--- Start of INPUT MATERIAL ---
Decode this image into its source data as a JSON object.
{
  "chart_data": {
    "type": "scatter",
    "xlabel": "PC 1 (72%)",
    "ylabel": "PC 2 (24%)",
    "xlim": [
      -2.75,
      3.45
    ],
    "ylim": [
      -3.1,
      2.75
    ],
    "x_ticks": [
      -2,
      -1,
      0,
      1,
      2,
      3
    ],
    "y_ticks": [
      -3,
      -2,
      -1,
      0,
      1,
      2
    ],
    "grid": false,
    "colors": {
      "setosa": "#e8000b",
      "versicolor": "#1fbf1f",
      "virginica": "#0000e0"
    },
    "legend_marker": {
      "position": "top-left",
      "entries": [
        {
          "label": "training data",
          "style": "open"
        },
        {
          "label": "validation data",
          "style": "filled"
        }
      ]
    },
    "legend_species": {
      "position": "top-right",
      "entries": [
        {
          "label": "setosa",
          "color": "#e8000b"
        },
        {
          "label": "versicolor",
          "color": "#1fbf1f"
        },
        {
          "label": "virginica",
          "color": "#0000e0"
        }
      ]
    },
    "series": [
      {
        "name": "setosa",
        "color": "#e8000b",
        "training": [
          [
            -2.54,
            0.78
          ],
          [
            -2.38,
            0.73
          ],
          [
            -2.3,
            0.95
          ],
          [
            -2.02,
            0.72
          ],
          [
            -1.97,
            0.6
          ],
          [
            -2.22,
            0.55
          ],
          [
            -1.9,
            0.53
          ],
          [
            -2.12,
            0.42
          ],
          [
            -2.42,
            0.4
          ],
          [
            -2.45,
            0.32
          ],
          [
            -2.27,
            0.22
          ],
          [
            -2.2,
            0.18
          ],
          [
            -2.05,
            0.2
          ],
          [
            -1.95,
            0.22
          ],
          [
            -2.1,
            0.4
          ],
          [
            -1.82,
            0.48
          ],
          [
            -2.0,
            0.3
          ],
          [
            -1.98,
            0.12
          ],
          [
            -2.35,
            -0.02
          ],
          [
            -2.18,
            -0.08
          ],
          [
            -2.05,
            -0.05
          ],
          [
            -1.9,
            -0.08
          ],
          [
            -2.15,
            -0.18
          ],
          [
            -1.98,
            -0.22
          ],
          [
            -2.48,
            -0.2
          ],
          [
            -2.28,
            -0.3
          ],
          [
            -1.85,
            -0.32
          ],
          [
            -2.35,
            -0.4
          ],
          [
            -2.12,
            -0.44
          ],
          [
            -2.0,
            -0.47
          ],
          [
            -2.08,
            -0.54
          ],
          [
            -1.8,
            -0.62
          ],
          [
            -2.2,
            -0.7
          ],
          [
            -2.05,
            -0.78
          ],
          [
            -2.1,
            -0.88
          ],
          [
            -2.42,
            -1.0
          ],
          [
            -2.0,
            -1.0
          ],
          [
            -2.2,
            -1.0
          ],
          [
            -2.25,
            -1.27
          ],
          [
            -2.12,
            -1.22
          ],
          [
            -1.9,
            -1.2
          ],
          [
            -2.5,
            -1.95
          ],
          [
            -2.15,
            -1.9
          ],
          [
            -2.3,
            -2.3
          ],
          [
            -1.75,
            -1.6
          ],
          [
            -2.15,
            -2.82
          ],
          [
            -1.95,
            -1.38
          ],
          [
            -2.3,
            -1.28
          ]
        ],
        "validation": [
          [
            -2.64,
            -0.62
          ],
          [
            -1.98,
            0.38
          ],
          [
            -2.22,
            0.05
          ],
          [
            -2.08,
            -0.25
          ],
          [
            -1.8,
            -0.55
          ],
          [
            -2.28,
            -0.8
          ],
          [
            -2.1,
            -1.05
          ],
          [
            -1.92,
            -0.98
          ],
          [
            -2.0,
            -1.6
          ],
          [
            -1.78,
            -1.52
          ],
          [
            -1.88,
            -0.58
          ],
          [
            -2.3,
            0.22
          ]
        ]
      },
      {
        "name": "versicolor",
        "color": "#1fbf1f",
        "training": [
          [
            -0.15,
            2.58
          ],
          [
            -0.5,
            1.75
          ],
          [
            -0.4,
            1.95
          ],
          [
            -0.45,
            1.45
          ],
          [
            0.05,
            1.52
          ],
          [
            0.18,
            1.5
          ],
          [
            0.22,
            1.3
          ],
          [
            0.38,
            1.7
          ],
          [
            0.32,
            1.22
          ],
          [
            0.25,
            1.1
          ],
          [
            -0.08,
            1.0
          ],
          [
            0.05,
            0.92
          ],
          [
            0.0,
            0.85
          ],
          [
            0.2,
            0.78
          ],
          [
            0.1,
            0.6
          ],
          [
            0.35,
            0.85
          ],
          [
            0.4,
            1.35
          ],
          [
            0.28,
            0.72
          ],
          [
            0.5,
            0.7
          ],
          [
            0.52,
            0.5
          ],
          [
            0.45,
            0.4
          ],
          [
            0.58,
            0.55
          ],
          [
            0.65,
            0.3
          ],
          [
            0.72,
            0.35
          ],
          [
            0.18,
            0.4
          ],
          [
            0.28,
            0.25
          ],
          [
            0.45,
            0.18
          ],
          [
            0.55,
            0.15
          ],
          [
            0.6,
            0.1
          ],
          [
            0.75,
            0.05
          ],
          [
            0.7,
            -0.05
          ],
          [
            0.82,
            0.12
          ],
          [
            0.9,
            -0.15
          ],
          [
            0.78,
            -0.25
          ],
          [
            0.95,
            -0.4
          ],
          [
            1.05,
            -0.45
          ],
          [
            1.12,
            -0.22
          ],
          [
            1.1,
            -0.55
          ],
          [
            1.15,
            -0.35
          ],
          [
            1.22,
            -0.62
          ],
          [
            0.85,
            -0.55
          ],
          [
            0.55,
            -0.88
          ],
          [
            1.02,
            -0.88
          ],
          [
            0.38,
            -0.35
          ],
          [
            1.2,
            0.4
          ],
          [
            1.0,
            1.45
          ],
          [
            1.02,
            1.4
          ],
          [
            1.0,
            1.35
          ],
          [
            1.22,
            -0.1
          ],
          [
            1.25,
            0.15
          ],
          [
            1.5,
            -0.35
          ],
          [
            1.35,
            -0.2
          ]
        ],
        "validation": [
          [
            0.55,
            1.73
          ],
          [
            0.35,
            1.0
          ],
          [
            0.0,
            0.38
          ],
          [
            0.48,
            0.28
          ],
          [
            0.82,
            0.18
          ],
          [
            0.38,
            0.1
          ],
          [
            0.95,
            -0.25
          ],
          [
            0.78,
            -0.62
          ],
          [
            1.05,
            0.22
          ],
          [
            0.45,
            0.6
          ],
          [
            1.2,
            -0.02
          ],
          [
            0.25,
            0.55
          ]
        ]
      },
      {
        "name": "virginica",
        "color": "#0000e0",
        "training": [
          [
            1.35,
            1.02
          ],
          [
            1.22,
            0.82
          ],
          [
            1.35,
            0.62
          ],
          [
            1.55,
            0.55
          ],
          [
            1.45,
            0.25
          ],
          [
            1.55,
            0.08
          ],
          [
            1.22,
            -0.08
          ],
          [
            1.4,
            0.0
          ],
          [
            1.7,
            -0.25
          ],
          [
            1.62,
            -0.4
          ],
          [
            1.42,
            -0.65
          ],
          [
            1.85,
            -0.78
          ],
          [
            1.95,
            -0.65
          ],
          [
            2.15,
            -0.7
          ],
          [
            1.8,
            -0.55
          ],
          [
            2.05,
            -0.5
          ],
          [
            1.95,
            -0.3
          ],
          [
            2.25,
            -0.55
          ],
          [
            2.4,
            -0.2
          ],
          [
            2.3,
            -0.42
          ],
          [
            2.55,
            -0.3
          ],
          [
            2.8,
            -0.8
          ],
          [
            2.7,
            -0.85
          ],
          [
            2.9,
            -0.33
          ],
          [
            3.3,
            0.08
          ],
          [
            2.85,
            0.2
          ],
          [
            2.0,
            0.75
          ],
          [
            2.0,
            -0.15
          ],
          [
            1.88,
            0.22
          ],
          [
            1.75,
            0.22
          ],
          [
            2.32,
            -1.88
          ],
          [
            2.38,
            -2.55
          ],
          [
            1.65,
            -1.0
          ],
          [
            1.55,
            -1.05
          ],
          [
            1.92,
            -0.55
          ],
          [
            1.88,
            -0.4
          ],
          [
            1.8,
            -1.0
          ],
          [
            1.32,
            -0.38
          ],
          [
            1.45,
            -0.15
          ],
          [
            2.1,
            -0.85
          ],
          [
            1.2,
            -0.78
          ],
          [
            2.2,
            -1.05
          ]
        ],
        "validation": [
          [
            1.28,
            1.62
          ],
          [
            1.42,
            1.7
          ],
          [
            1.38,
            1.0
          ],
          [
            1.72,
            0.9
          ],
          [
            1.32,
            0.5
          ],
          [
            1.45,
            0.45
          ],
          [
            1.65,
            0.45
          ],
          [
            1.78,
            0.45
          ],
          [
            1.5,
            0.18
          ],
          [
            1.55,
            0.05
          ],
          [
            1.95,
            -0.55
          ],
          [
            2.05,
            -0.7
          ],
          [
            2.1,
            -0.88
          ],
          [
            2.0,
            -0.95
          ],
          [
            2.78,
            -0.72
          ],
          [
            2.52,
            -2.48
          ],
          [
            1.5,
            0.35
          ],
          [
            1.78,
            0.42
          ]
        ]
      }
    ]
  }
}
--- End of INPUT MATERIAL ---
### OBJECTIVE
Copy every line of the listing that includes the string "setosa".

### FINAL ANSWER
      "setosa": "#e8000b",
          "label": "setosa",
        "name": "setosa",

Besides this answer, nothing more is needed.